Chart and figure data
:::::

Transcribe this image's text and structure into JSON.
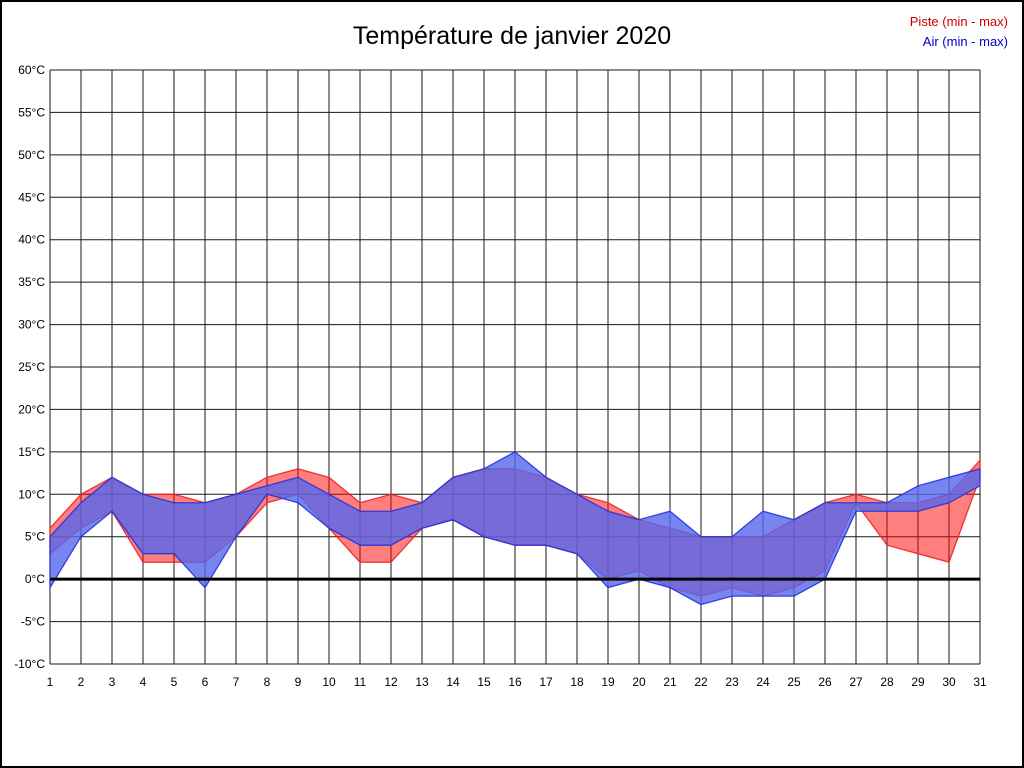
{
  "page": {
    "title": "Température de janvier 2020"
  },
  "legend": {
    "piste_label": "Piste (min - max)",
    "air_label": "Air (min - max)",
    "piste_color": "#cc0000",
    "air_color": "#0000cc"
  },
  "chart_data": {
    "type": "area",
    "title": "Température de janvier 2020",
    "xlabel": "",
    "ylabel": "",
    "x": [
      1,
      2,
      3,
      4,
      5,
      6,
      7,
      8,
      9,
      10,
      11,
      12,
      13,
      14,
      15,
      16,
      17,
      18,
      19,
      20,
      21,
      22,
      23,
      24,
      25,
      26,
      27,
      28,
      29,
      30,
      31
    ],
    "ylim": [
      -10,
      60
    ],
    "ytick_step": 5,
    "ytick_labels": [
      "60°C",
      "55°C",
      "50°C",
      "45°C",
      "40°C",
      "35°C",
      "30°C",
      "25°C",
      "20°C",
      "15°C",
      "10°C",
      "5°C",
      "0°C",
      "-5°C",
      "-10°C"
    ],
    "grid": true,
    "legend_position": "top-right",
    "zero_line": 0,
    "series": [
      {
        "name": "Piste (min - max)",
        "stroke_color": "#ee2222",
        "fill_color": "#ff0000",
        "fill_opacity": 0.5,
        "min": [
          3,
          6,
          8,
          2,
          2,
          2,
          5,
          9,
          10,
          6,
          2,
          2,
          6,
          7,
          5,
          4,
          4,
          3,
          0,
          1,
          -1,
          -2,
          -1,
          -2,
          -1,
          1,
          9,
          4,
          3,
          2,
          12
        ],
        "max": [
          6,
          10,
          12,
          10,
          10,
          9,
          10,
          12,
          13,
          12,
          9,
          10,
          9,
          12,
          13,
          13,
          12,
          10,
          9,
          7,
          6,
          5,
          5,
          5,
          7,
          9,
          10,
          9,
          9,
          10,
          14
        ]
      },
      {
        "name": "Air (min - max)",
        "stroke_color": "#2233dd",
        "fill_color": "#5566ee",
        "fill_opacity": 0.8,
        "min": [
          -1,
          5,
          8,
          3,
          3,
          -1,
          5,
          10,
          9,
          6,
          4,
          4,
          6,
          7,
          5,
          4,
          4,
          3,
          -1,
          0,
          -1,
          -3,
          -2,
          -2,
          -2,
          0,
          8,
          8,
          8,
          9,
          11
        ],
        "max": [
          5,
          9,
          12,
          10,
          9,
          9,
          10,
          11,
          12,
          10,
          8,
          8,
          9,
          12,
          13,
          15,
          12,
          10,
          8,
          7,
          8,
          5,
          5,
          8,
          7,
          9,
          9,
          9,
          11,
          12,
          13
        ]
      }
    ]
  }
}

:::::

▸ **TASK TO CARRY OUT**:
Exclude the pictures and transcribe all of the entries exactly.

▸ **SOLUTION FOR THIS TASK**:
Transcribe this image's text and structure into JSON.
{
  "page": {
    "title": "Température de janvier 2020"
  },
  "legend": {
    "piste_label": "Piste (min - max)",
    "air_label": "Air (min - max)",
    "piste_color": "#cc0000",
    "air_color": "#0000cc"
  },
  "chart_data": {
    "type": "area",
    "title": "Température de janvier 2020",
    "xlabel": "",
    "ylabel": "",
    "x": [
      1,
      2,
      3,
      4,
      5,
      6,
      7,
      8,
      9,
      10,
      11,
      12,
      13,
      14,
      15,
      16,
      17,
      18,
      19,
      20,
      21,
      22,
      23,
      24,
      25,
      26,
      27,
      28,
      29,
      30,
      31
    ],
    "ylim": [
      -10,
      60
    ],
    "ytick_step": 5,
    "ytick_labels": [
      "60°C",
      "55°C",
      "50°C",
      "45°C",
      "40°C",
      "35°C",
      "30°C",
      "25°C",
      "20°C",
      "15°C",
      "10°C",
      "5°C",
      "0°C",
      "-5°C",
      "-10°C"
    ],
    "grid": true,
    "legend_position": "top-right",
    "zero_line": 0,
    "series": [
      {
        "name": "Piste (min - max)",
        "stroke_color": "#ee2222",
        "fill_color": "#ff0000",
        "fill_opacity": 0.5,
        "min": [
          3,
          6,
          8,
          2,
          2,
          2,
          5,
          9,
          10,
          6,
          2,
          2,
          6,
          7,
          5,
          4,
          4,
          3,
          0,
          1,
          -1,
          -2,
          -1,
          -2,
          -1,
          1,
          9,
          4,
          3,
          2,
          12
        ],
        "max": [
          6,
          10,
          12,
          10,
          10,
          9,
          10,
          12,
          13,
          12,
          9,
          10,
          9,
          12,
          13,
          13,
          12,
          10,
          9,
          7,
          6,
          5,
          5,
          5,
          7,
          9,
          10,
          9,
          9,
          10,
          14
        ]
      },
      {
        "name": "Air (min - max)",
        "stroke_color": "#2233dd",
        "fill_color": "#5566ee",
        "fill_opacity": 0.8,
        "min": [
          -1,
          5,
          8,
          3,
          3,
          -1,
          5,
          10,
          9,
          6,
          4,
          4,
          6,
          7,
          5,
          4,
          4,
          3,
          -1,
          0,
          -1,
          -3,
          -2,
          -2,
          -2,
          0,
          8,
          8,
          8,
          9,
          11
        ],
        "max": [
          5,
          9,
          12,
          10,
          9,
          9,
          10,
          11,
          12,
          10,
          8,
          8,
          9,
          12,
          13,
          15,
          12,
          10,
          8,
          7,
          8,
          5,
          5,
          8,
          7,
          9,
          9,
          9,
          11,
          12,
          13
        ]
      }
    ]
  }
}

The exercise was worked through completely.